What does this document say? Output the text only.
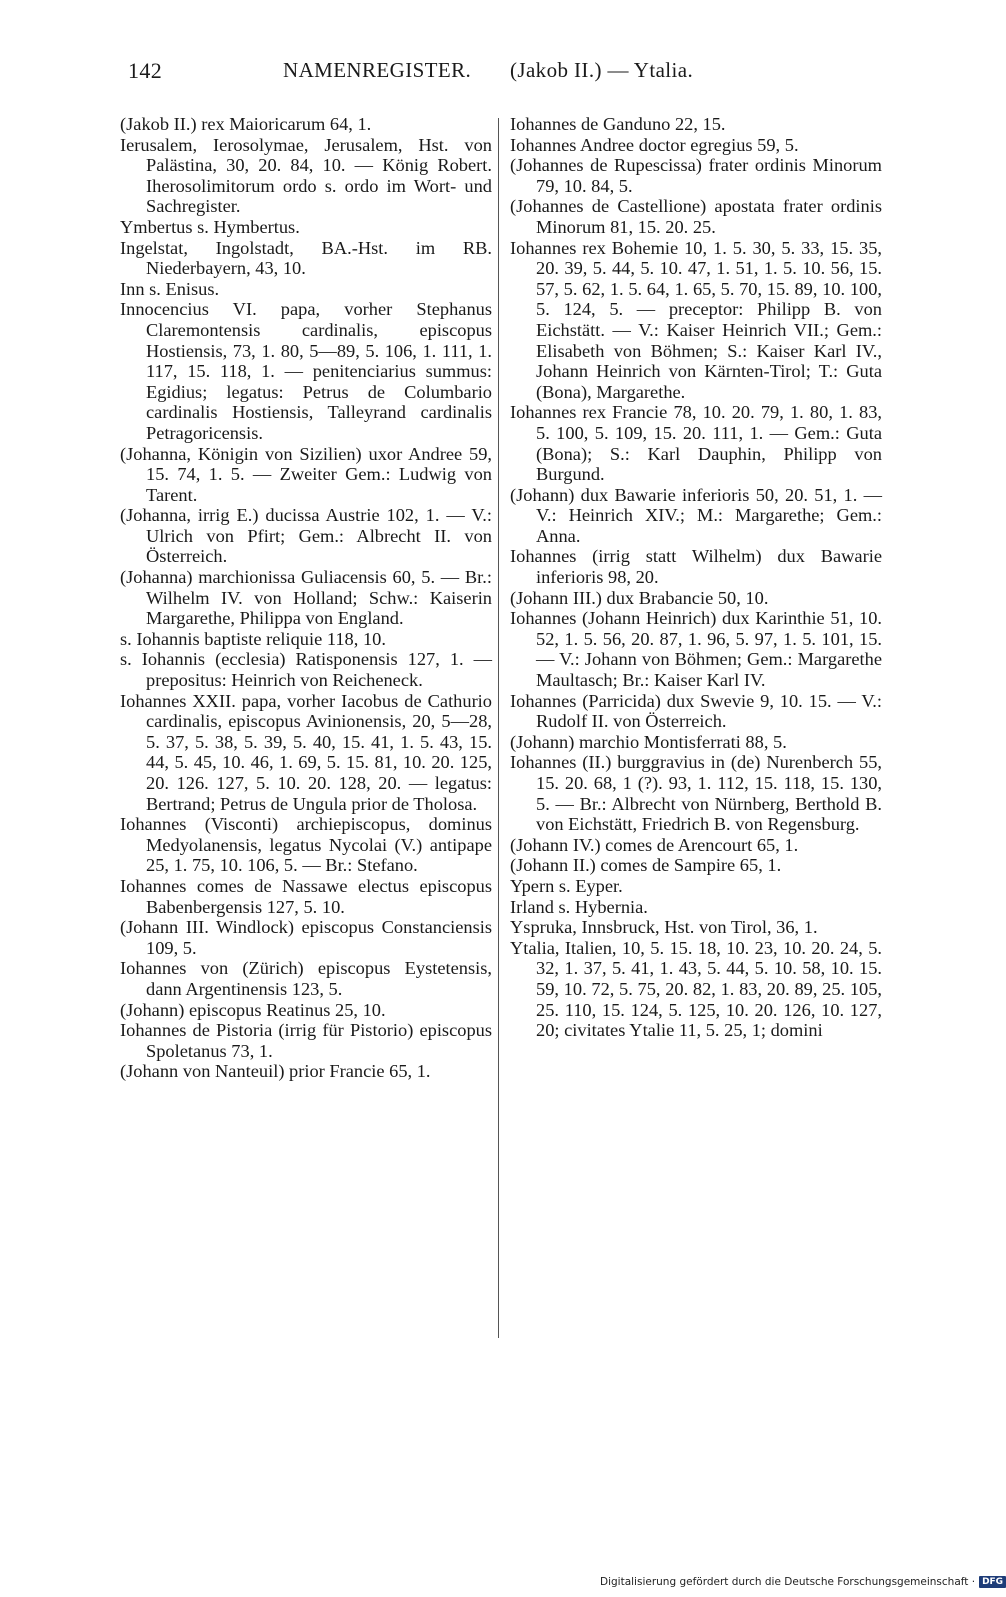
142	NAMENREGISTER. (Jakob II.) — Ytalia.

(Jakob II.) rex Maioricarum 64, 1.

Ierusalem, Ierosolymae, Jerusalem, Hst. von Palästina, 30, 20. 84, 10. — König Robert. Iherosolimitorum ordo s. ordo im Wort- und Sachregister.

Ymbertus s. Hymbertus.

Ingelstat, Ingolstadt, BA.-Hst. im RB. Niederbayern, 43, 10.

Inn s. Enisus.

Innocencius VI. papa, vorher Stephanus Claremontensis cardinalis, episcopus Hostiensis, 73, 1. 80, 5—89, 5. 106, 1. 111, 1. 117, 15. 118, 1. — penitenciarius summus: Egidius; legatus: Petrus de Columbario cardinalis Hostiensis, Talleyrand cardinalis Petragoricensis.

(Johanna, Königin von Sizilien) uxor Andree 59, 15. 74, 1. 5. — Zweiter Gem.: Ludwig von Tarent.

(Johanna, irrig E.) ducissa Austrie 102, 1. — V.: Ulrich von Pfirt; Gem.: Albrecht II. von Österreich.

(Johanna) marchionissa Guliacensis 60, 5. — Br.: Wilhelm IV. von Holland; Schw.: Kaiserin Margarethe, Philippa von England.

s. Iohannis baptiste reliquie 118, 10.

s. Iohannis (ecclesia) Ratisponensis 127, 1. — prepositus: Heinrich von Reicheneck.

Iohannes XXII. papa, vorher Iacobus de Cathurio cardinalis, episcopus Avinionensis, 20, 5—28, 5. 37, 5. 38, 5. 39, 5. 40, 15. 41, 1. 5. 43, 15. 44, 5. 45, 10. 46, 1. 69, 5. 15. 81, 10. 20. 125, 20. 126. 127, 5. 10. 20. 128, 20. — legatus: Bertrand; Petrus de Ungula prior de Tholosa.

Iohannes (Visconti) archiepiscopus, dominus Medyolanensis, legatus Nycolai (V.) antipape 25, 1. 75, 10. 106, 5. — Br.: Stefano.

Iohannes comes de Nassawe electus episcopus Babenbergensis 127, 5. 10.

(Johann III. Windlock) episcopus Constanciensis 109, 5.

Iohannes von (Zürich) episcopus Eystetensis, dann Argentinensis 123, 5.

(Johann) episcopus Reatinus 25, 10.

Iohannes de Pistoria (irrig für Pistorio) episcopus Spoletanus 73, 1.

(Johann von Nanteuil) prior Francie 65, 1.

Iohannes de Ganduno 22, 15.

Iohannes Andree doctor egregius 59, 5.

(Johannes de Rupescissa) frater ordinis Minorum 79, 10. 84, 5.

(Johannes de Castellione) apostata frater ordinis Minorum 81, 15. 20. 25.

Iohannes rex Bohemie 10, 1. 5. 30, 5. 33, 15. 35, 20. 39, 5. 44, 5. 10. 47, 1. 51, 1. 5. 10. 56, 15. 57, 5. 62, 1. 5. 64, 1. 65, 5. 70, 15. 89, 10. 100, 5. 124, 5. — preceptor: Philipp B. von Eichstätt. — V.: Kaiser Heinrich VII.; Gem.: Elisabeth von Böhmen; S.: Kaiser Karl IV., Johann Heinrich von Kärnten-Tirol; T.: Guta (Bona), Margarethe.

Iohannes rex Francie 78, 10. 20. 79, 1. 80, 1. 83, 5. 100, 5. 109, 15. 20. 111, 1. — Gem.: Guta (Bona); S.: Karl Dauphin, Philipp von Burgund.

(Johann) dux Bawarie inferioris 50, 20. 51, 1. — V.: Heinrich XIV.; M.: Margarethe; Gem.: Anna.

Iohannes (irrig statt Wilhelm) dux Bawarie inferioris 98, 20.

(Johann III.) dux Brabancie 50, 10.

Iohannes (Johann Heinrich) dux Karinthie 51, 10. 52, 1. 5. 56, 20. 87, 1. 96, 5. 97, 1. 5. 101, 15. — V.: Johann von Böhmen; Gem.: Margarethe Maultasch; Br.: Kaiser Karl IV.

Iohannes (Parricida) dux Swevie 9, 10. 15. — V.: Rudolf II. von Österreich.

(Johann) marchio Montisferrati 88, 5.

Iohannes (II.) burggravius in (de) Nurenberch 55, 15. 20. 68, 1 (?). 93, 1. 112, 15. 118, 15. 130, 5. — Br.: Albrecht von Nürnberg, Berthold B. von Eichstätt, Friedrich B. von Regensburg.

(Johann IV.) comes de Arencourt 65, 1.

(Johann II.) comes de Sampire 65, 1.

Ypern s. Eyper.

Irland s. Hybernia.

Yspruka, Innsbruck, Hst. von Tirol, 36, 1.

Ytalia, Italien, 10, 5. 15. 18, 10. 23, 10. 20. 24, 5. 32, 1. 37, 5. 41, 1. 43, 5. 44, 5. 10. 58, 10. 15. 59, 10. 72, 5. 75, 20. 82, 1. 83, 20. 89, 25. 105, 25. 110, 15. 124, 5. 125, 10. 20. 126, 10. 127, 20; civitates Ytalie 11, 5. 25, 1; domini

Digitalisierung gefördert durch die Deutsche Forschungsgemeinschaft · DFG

__WHAT YOU WILL DO__
Find and count the lines of the data that include the string "papa", and report that figure by itself.

__TASK RESULT__
2